### What to work on:
Quote every line as written. Omit pictures.

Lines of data
__________________________________________________

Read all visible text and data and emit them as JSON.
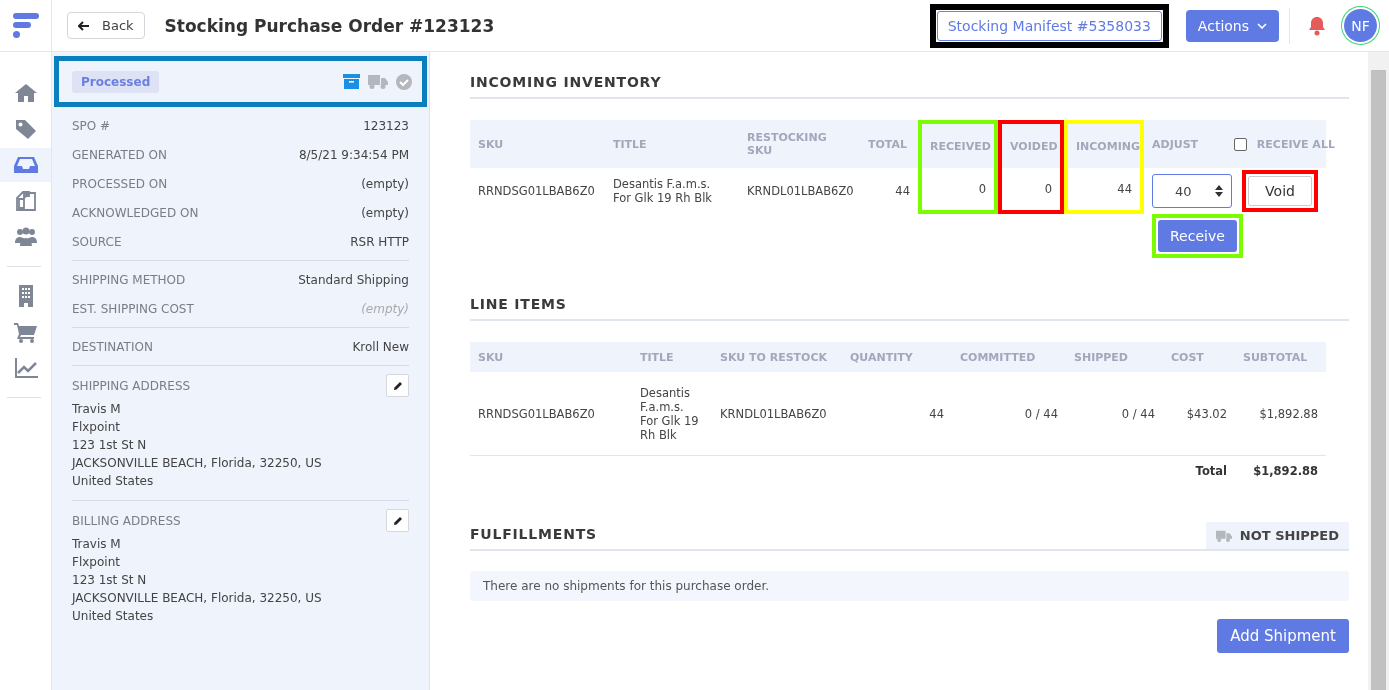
{
  "header": {
    "back_button": "Back",
    "title": "Stocking Purchase Order #123123",
    "manifest_button": {
      "label": "Stocking Manifest #5358033",
      "color": "#000000"
    },
    "actions_button": "Actions",
    "avatar": "NF"
  },
  "nav": [
    [
      {
        "kind": "home",
        "selected": false
      },
      {
        "kind": "tag",
        "selected": false
      },
      {
        "kind": "inbox",
        "selected": true
      },
      {
        "kind": "copy",
        "selected": false
      },
      {
        "kind": "users",
        "selected": false
      }
    ],
    [
      {
        "kind": "building",
        "selected": false
      },
      {
        "kind": "cart",
        "selected": false
      },
      {
        "kind": "chart",
        "selected": false
      }
    ]
  ],
  "status_panel": {
    "badge": "Processed",
    "color": "#0a7fc0",
    "steps": [
      {
        "kind": "archive",
        "done": true
      },
      {
        "kind": "truck",
        "done": false
      },
      {
        "kind": "check",
        "done": false
      }
    ]
  },
  "detail_groups": [
    [
      {
        "label": "SPO #",
        "value": "123123",
        "muted": false
      },
      {
        "label": "GENERATED ON",
        "value": "8/5/21 9:34:54 PM",
        "muted": false
      },
      {
        "label": "PROCESSED ON",
        "value": "(empty)",
        "muted": false
      },
      {
        "label": "ACKNOWLEDGED ON",
        "value": "(empty)",
        "muted": false
      },
      {
        "label": "SOURCE",
        "value": "RSR HTTP",
        "muted": false
      }
    ],
    [
      {
        "label": "SHIPPING METHOD",
        "value": "Standard Shipping",
        "muted": false
      },
      {
        "label": "EST. SHIPPING COST",
        "value": "(empty)",
        "muted": true
      }
    ],
    [
      {
        "label": "DESTINATION",
        "value": "Kroll New",
        "muted": false
      }
    ]
  ],
  "addresses": [
    {
      "label": "SHIPPING ADDRESS",
      "lines": [
        "Travis M",
        "Flxpoint",
        "123 1st St N",
        "JACKSONVILLE BEACH, Florida, 32250, US",
        "United States"
      ]
    },
    {
      "label": "BILLING ADDRESS",
      "lines": [
        "Travis M",
        "Flxpoint",
        "123 1st St N",
        "JACKSONVILLE BEACH, Florida, 32250, US",
        "United States"
      ]
    }
  ],
  "incoming_inventory": {
    "title": "INCOMING INVENTORY",
    "columns": [
      {
        "label": "SKU"
      },
      {
        "label": "TITLE"
      },
      {
        "label": "RESTOCKING SKU"
      },
      {
        "label": "TOTAL"
      },
      {
        "label": "RECEIVED",
        "color": "#7cfc00"
      },
      {
        "label": "VOIDED",
        "color": "#ff0000"
      },
      {
        "label": "INCOMING",
        "color": "#ffff00"
      },
      {
        "label": "ADJUST"
      }
    ],
    "receive_all": {
      "label": "RECEIVE ALL",
      "checked": false
    },
    "rows": [
      {
        "cells": [
          "RRNDSG01LBAB6Z0",
          "Desantis F.a.m.s. For Glk 19 Rh Blk",
          "KRNDL01LBAB6Z0",
          "44",
          "0",
          "0",
          "44"
        ],
        "adjust": "40",
        "void_button": {
          "label": "Void",
          "color": "#ff0000"
        },
        "receive_button": {
          "label": "Receive",
          "color": "#7cfc00"
        }
      }
    ]
  },
  "line_items": {
    "title": "LINE ITEMS",
    "columns": [
      "SKU",
      "TITLE",
      "SKU TO RESTOCK",
      "QUANTITY",
      "COMMITTED",
      "SHIPPED",
      "COST",
      "SUBTOTAL"
    ],
    "rows": [
      [
        "RRNDSG01LBAB6Z0",
        "Desantis F.a.m.s. For Glk 19 Rh Blk",
        "KRNDL01LBAB6Z0",
        "44",
        "0 / 44",
        "0 / 44",
        "$43.02",
        "$1,892.88"
      ]
    ],
    "total_label": "Total",
    "total_value": "$1,892.88"
  },
  "fulfillments": {
    "title": "FULFILLMENTS",
    "status": "NOT SHIPPED",
    "empty_message": "There are no shipments for this purchase order.",
    "add_button": "Add Shipment"
  }
}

__________________________________________________

### Answer to this problem:
Read all visible text and data and emit them as JSON.
{
  "header": {
    "back_button": "Back",
    "title": "Stocking Purchase Order #123123",
    "manifest_button": {
      "label": "Stocking Manifest #5358033",
      "color": "#000000"
    },
    "actions_button": "Actions",
    "avatar": "NF"
  },
  "nav": [
    [
      {
        "kind": "home",
        "selected": false
      },
      {
        "kind": "tag",
        "selected": false
      },
      {
        "kind": "inbox",
        "selected": true
      },
      {
        "kind": "copy",
        "selected": false
      },
      {
        "kind": "users",
        "selected": false
      }
    ],
    [
      {
        "kind": "building",
        "selected": false
      },
      {
        "kind": "cart",
        "selected": false
      },
      {
        "kind": "chart",
        "selected": false
      }
    ]
  ],
  "status_panel": {
    "badge": "Processed",
    "color": "#0a7fc0",
    "steps": [
      {
        "kind": "archive",
        "done": true
      },
      {
        "kind": "truck",
        "done": false
      },
      {
        "kind": "check",
        "done": false
      }
    ]
  },
  "detail_groups": [
    [
      {
        "label": "SPO #",
        "value": "123123",
        "muted": false
      },
      {
        "label": "GENERATED ON",
        "value": "8/5/21 9:34:54 PM",
        "muted": false
      },
      {
        "label": "PROCESSED ON",
        "value": "(empty)",
        "muted": false
      },
      {
        "label": "ACKNOWLEDGED ON",
        "value": "(empty)",
        "muted": false
      },
      {
        "label": "SOURCE",
        "value": "RSR HTTP",
        "muted": false
      }
    ],
    [
      {
        "label": "SHIPPING METHOD",
        "value": "Standard Shipping",
        "muted": false
      },
      {
        "label": "EST. SHIPPING COST",
        "value": "(empty)",
        "muted": true
      }
    ],
    [
      {
        "label": "DESTINATION",
        "value": "Kroll New",
        "muted": false
      }
    ]
  ],
  "addresses": [
    {
      "label": "SHIPPING ADDRESS",
      "lines": [
        "Travis M",
        "Flxpoint",
        "123 1st St N",
        "JACKSONVILLE BEACH, Florida, 32250, US",
        "United States"
      ]
    },
    {
      "label": "BILLING ADDRESS",
      "lines": [
        "Travis M",
        "Flxpoint",
        "123 1st St N",
        "JACKSONVILLE BEACH, Florida, 32250, US",
        "United States"
      ]
    }
  ],
  "incoming_inventory": {
    "title": "INCOMING INVENTORY",
    "columns": [
      {
        "label": "SKU"
      },
      {
        "label": "TITLE"
      },
      {
        "label": "RESTOCKING SKU"
      },
      {
        "label": "TOTAL"
      },
      {
        "label": "RECEIVED",
        "color": "#7cfc00"
      },
      {
        "label": "VOIDED",
        "color": "#ff0000"
      },
      {
        "label": "INCOMING",
        "color": "#ffff00"
      },
      {
        "label": "ADJUST"
      }
    ],
    "receive_all": {
      "label": "RECEIVE ALL",
      "checked": false
    },
    "rows": [
      {
        "cells": [
          "RRNDSG01LBAB6Z0",
          "Desantis F.a.m.s. For Glk 19 Rh Blk",
          "KRNDL01LBAB6Z0",
          "44",
          "0",
          "0",
          "44"
        ],
        "adjust": "40",
        "void_button": {
          "label": "Void",
          "color": "#ff0000"
        },
        "receive_button": {
          "label": "Receive",
          "color": "#7cfc00"
        }
      }
    ]
  },
  "line_items": {
    "title": "LINE ITEMS",
    "columns": [
      "SKU",
      "TITLE",
      "SKU TO RESTOCK",
      "QUANTITY",
      "COMMITTED",
      "SHIPPED",
      "COST",
      "SUBTOTAL"
    ],
    "rows": [
      [
        "RRNDSG01LBAB6Z0",
        "Desantis F.a.m.s. For Glk 19 Rh Blk",
        "KRNDL01LBAB6Z0",
        "44",
        "0 / 44",
        "0 / 44",
        "$43.02",
        "$1,892.88"
      ]
    ],
    "total_label": "Total",
    "total_value": "$1,892.88"
  },
  "fulfillments": {
    "title": "FULFILLMENTS",
    "status": "NOT SHIPPED",
    "empty_message": "There are no shipments for this purchase order.",
    "add_button": "Add Shipment"
  }
}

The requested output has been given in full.